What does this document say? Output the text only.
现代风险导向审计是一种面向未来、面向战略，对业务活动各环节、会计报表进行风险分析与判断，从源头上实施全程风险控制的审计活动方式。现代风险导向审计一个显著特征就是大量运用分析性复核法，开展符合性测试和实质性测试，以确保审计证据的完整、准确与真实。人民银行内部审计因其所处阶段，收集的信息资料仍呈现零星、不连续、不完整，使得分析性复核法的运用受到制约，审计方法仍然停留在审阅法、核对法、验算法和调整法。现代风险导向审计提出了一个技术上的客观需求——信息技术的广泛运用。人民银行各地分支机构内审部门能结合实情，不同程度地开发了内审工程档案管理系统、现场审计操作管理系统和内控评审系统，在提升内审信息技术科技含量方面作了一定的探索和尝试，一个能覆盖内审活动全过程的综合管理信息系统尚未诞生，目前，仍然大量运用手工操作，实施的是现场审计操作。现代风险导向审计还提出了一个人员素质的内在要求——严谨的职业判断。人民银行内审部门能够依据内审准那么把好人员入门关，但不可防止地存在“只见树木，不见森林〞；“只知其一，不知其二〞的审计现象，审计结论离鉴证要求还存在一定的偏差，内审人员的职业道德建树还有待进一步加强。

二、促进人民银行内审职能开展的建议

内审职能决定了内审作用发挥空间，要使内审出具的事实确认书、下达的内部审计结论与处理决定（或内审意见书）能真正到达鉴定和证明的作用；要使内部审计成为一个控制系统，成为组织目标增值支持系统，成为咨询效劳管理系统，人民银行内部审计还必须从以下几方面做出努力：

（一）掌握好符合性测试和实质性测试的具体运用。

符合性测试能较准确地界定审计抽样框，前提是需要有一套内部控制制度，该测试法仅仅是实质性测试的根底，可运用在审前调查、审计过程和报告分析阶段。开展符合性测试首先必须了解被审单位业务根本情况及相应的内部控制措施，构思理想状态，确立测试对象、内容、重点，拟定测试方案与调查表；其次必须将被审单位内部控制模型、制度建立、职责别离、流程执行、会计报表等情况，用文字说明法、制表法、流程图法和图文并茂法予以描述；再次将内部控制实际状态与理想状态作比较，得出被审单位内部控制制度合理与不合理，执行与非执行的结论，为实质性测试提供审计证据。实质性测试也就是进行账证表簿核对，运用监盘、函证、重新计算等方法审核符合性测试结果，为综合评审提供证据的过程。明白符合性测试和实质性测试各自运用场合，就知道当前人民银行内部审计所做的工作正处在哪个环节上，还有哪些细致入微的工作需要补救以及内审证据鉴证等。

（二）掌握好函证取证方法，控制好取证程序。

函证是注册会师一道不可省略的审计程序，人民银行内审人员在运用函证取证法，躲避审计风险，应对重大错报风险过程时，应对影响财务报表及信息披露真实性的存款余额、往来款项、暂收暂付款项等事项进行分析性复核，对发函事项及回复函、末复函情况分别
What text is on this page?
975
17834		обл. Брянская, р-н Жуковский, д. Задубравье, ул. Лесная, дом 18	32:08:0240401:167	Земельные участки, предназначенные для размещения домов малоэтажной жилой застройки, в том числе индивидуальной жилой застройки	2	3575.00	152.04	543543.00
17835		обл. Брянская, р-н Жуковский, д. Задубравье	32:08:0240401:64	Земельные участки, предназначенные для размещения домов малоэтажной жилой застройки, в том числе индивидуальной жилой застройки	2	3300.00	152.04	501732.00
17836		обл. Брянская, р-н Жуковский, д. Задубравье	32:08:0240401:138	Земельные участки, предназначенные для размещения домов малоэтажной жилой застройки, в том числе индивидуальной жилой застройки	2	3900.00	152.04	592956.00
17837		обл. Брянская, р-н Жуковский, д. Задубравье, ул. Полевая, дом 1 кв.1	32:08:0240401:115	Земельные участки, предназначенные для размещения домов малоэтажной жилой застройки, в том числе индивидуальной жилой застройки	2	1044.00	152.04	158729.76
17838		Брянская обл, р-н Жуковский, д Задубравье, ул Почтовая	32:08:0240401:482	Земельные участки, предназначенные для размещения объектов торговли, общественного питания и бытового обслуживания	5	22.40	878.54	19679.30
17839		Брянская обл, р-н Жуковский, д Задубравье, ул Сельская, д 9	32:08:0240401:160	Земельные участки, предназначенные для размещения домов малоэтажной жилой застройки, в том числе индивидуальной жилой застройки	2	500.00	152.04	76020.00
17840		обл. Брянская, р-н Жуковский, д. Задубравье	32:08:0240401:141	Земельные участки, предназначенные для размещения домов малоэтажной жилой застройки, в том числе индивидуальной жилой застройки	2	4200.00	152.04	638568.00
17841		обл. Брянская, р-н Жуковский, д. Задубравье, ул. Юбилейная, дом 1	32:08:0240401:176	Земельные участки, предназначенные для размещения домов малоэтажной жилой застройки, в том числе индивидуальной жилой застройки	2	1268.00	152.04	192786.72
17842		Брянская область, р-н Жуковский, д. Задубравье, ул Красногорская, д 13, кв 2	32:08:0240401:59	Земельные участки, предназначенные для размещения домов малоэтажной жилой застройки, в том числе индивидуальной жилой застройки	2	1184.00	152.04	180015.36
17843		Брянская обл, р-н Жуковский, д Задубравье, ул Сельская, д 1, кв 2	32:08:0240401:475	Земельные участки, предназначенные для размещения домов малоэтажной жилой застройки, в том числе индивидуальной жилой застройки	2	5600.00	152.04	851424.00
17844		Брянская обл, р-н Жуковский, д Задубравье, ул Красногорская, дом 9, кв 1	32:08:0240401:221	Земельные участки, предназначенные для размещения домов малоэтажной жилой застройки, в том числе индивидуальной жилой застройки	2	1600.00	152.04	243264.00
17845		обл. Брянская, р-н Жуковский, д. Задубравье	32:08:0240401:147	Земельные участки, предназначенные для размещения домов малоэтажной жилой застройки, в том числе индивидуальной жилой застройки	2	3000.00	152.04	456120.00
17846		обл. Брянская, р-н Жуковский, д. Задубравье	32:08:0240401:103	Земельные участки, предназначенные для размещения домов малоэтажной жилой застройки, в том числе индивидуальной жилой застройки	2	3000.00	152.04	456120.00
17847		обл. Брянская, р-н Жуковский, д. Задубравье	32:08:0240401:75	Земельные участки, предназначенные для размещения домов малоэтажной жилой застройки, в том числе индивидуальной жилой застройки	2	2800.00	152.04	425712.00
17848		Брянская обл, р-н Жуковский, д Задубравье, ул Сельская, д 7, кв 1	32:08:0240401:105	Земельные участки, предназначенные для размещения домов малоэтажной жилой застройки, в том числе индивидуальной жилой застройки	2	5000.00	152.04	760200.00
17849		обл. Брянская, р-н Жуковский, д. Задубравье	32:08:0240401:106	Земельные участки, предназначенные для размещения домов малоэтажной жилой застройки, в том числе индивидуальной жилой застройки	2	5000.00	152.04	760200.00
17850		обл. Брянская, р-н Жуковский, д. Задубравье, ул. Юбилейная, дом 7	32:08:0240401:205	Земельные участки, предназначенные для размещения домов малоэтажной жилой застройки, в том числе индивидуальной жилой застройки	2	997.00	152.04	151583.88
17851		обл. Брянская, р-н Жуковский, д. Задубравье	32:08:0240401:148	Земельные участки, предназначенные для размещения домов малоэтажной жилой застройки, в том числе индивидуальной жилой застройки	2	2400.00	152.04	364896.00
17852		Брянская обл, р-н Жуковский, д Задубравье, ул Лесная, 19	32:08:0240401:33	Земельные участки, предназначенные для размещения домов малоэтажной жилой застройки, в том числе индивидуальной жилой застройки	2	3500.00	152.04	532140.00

_ _ _

▶ **PROMPT**
Pull out every line of the entries that includes the word "Красногорская".

▶ **THE SOLUTION**
17842		Брянская область, р-н Жуковский, д. Задубравье, ул Красногорская, д 13, кв 2	32:08:0240401:59	Земельные участки, предназначенные для размещения домов малоэтажной жилой застройки, в том числе индивидуальной жилой застройки	2	1184.00	152.04	180015.36
17844		Брянская обл, р-н Жуковский, д Задубравье, ул Красногорская, дом 9, кв 1	32:08:0240401:221	Земельные участки, предназначенные для размещения домов малоэтажной жилой застройки, в том числе индивидуальной жилой застройки	2	1600.00	152.04	243264.00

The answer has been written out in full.